[Excerpt from a dataset]
start
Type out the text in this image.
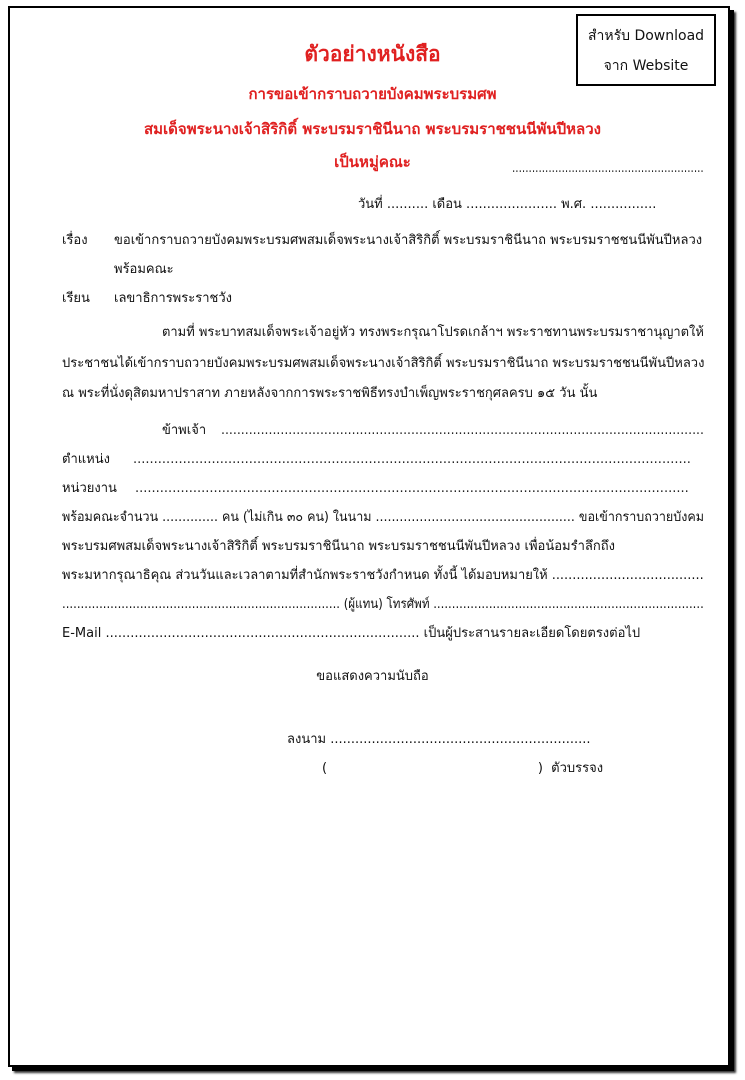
สำหรับ Download
จาก Website
ตัวอย่างหนังสือ
การขอเข้ากราบถวายบังคมพระบรมศพ
สมเด็จพระนางเจ้าสิริกิติ์ พระบรมราชินีนาถ พระบรมราชชนนีพันปีหลวง
เป็นหมู่คณะ	..........................................................
วันที่ .......... เดือน ...................... พ.ศ. ................
เรื่อง ขอเข้ากราบถวายบังคมพระบรมศพสมเด็จพระนางเจ้าสิริกิติ์ พระบรมราชินีนาถ พระบรมราชชนนีพันปีหลวง
พร้อมคณะ
เรียน เลขาธิการพระราชวัง
ตามที่ พระบาทสมเด็จพระเจ้าอยู่หัว ทรงพระกรุณาโปรดเกล้าฯ พระราชทานพระบรมราชานุญาตให้
ประชาชนได้เข้ากราบถวายบังคมพระบรมศพสมเด็จพระนางเจ้าสิริกิติ์ พระบรมราชินีนาถ พระบรมราชชนนีพันปีหลวง
ณ พระที่นั่งดุสิตมหาปราสาท ภายหลังจากการพระราชพิธีทรงบำเพ็ญพระราชกุศลครบ ๑๕ วัน นั้น
ข้าพเจ้า ..........................................................................................................................
ตำแหน่ง .......................................................................................................................................
หน่วยงาน ......................................................................................................................................
พร้อมคณะจำนวน .............. คน (ไม่เกิน ๓๐ คน) ในนาม .................................................. ขอเข้ากราบถวายบังคม
พระบรมศพสมเด็จพระนางเจ้าสิริกิติ์ พระบรมราชินีนาถ พระบรมราชชนนีพันปีหลวง เพื่อน้อมรำลึกถึง
พระมหากรุณาธิคุณ ส่วนวันและเวลาตามที่สำนักพระราชวังกำหนด ทั้งนี้ ได้มอบหมายให้ .....................................
........................................................................... (ผู้แทน) โทรศัพท์ .........................................................................
E-Mail ............................................................................ เป็นผู้ประสานรายละเอียดโดยตรงต่อไป
ขอแสดงความนับถือ
ลงนาม ...............................................................
(                                                   )  ตัวบรรจง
end
REQUIRED TASK:
Reproduce every record above exactly, but leave out the pictures.

FULL ANSWER:
Type out the text in this image.
สำหรับ Download
จาก Website
ตัวอย่างหนังสือ
การขอเข้ากราบถวายบังคมพระบรมศพ
สมเด็จพระนางเจ้าสิริกิติ์ พระบรมราชินีนาถ พระบรมราชชนนีพันปีหลวง
เป็นหมู่คณะ	..........................................................
วันที่ .......... เดือน ...................... พ.ศ. ................
เรื่อง ขอเข้ากราบถวายบังคมพระบรมศพสมเด็จพระนางเจ้าสิริกิติ์ พระบรมราชินีนาถ พระบรมราชชนนีพันปีหลวง
พร้อมคณะ
เรียน เลขาธิการพระราชวัง
ตามที่ พระบาทสมเด็จพระเจ้าอยู่หัว ทรงพระกรุณาโปรดเกล้าฯ พระราชทานพระบรมราชานุญาตให้
ประชาชนได้เข้ากราบถวายบังคมพระบรมศพสมเด็จพระนางเจ้าสิริกิติ์ พระบรมราชินีนาถ พระบรมราชชนนีพันปีหลวง
ณ พระที่นั่งดุสิตมหาปราสาท ภายหลังจากการพระราชพิธีทรงบำเพ็ญพระราชกุศลครบ ๑๕ วัน นั้น
ข้าพเจ้า ..........................................................................................................................
ตำแหน่ง .......................................................................................................................................
หน่วยงาน ......................................................................................................................................
พร้อมคณะจำนวน .............. คน (ไม่เกิน ๓๐ คน) ในนาม .................................................. ขอเข้ากราบถวายบังคม
พระบรมศพสมเด็จพระนางเจ้าสิริกิติ์ พระบรมราชินีนาถ พระบรมราชชนนีพันปีหลวง เพื่อน้อมรำลึกถึง
พระมหากรุณาธิคุณ ส่วนวันและเวลาตามที่สำนักพระราชวังกำหนด ทั้งนี้ ได้มอบหมายให้ .....................................
........................................................................... (ผู้แทน) โทรศัพท์ .........................................................................
E-Mail ............................................................................ เป็นผู้ประสานรายละเอียดโดยตรงต่อไป
ขอแสดงความนับถือ
ลงนาม ...............................................................
(                                                   )  ตัวบรรจง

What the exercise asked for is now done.